Your objective: Extract each line from the entries below that has the string "screenshot" in it.

***** Listing

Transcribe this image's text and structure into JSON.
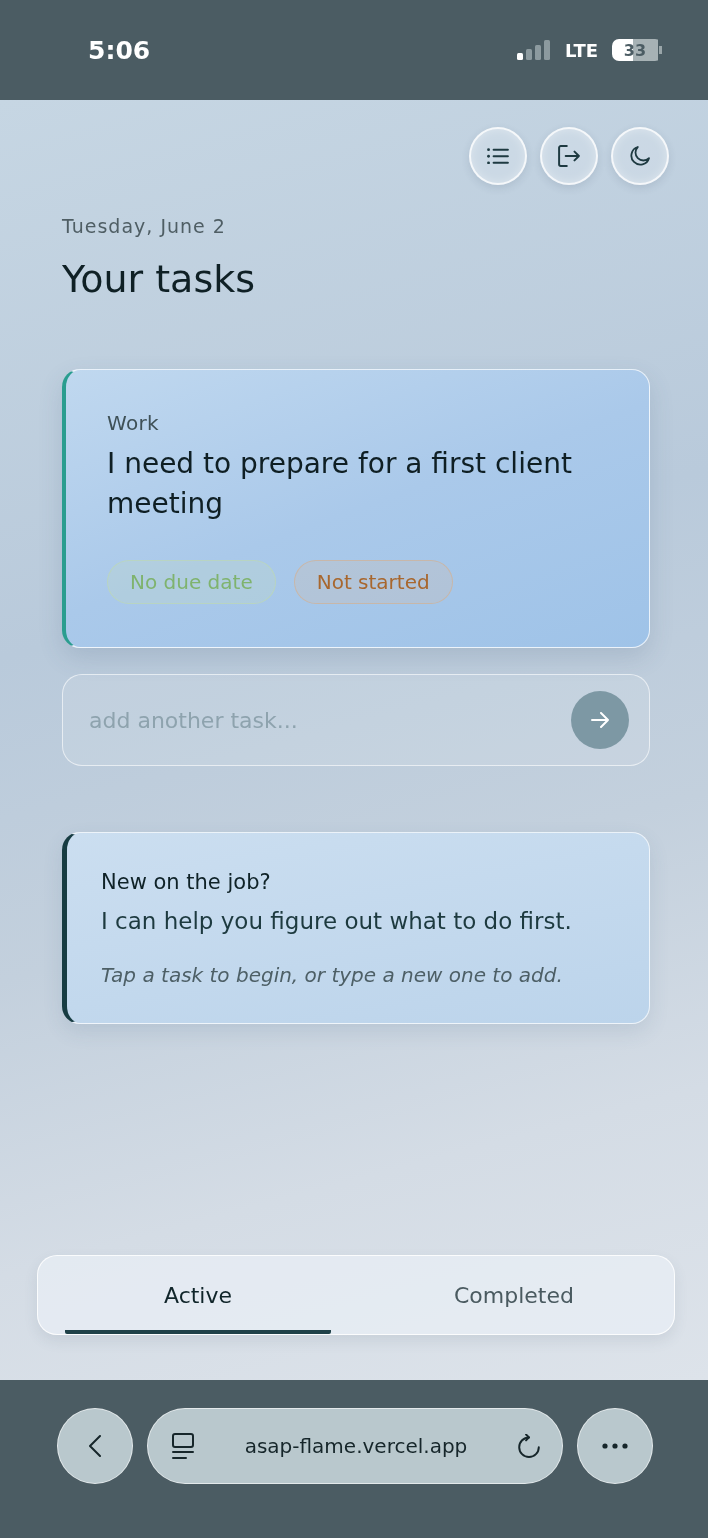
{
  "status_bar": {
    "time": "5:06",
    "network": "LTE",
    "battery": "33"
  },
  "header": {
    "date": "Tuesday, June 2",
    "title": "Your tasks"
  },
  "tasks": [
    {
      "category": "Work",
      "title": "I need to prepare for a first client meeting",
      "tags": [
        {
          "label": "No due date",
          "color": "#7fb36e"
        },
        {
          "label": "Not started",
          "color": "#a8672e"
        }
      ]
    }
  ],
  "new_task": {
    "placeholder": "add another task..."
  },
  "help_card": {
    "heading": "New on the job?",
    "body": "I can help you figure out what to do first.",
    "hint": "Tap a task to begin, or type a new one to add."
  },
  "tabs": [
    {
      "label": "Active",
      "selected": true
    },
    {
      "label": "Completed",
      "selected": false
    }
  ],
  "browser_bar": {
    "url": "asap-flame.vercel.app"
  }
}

**********
***** Listing

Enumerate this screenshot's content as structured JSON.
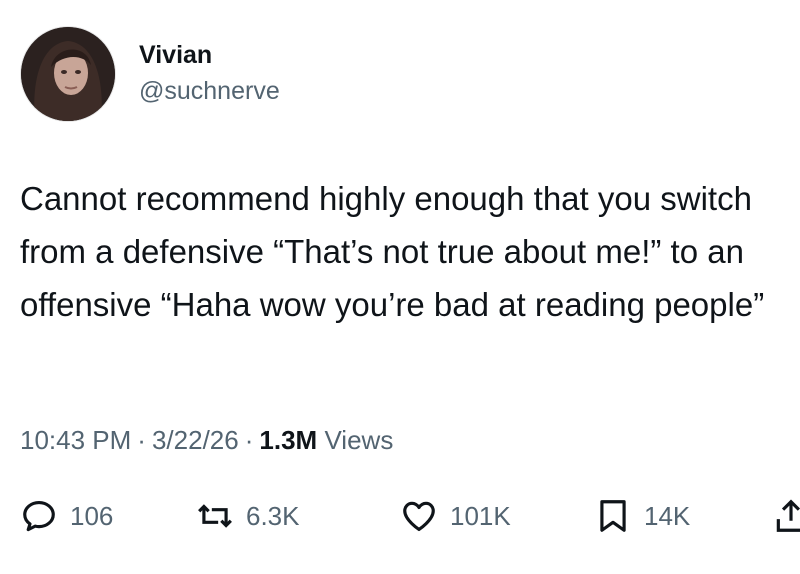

**********
***** Listing

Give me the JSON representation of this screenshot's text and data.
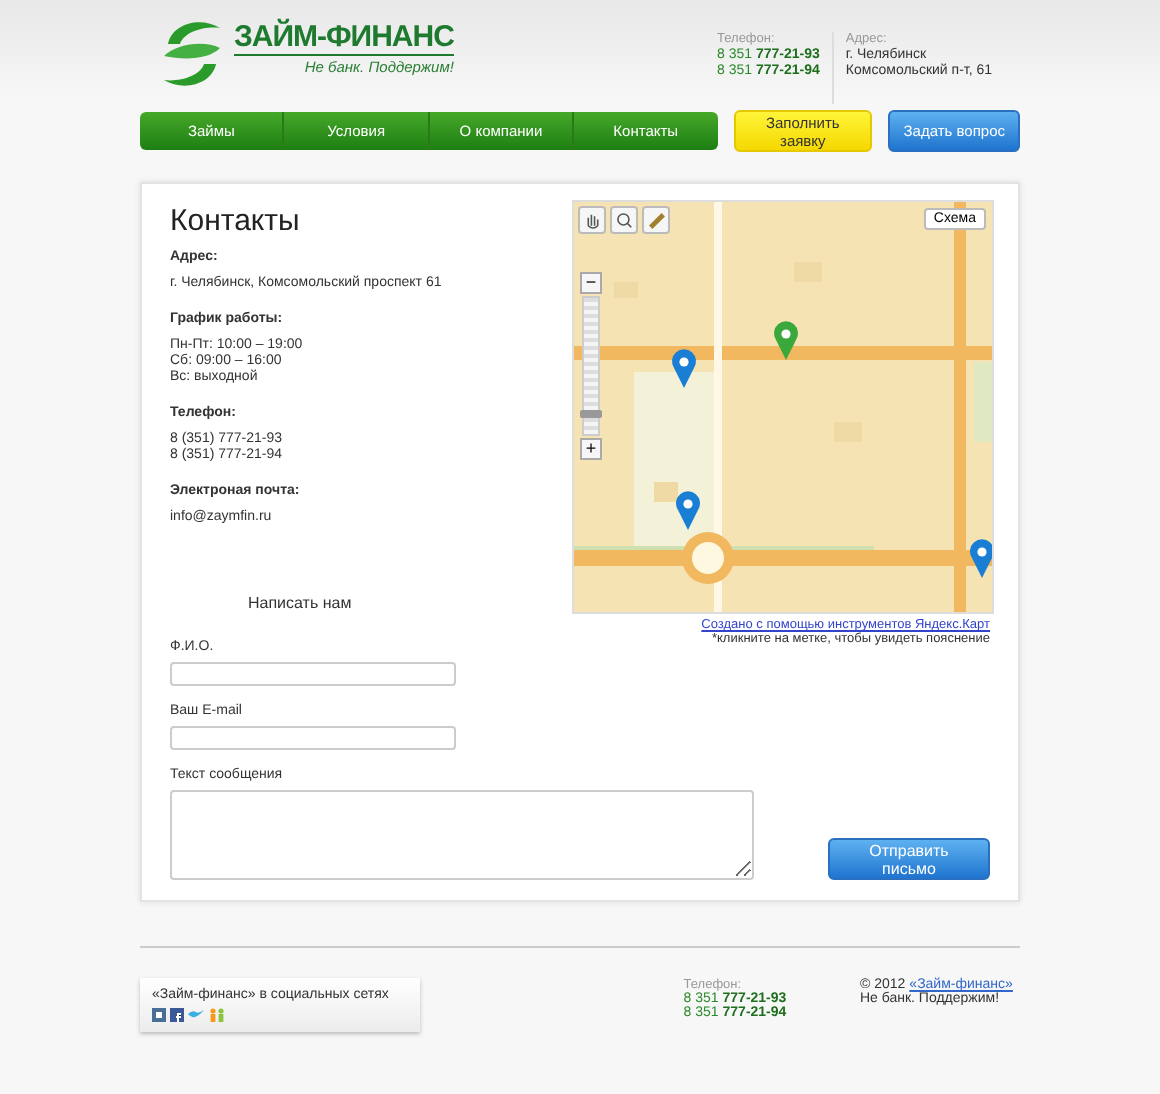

**********

Output of the task:
Enumerate this screenshot's content as structured JSON.
Give me the JSON representation of this screenshot's text and data.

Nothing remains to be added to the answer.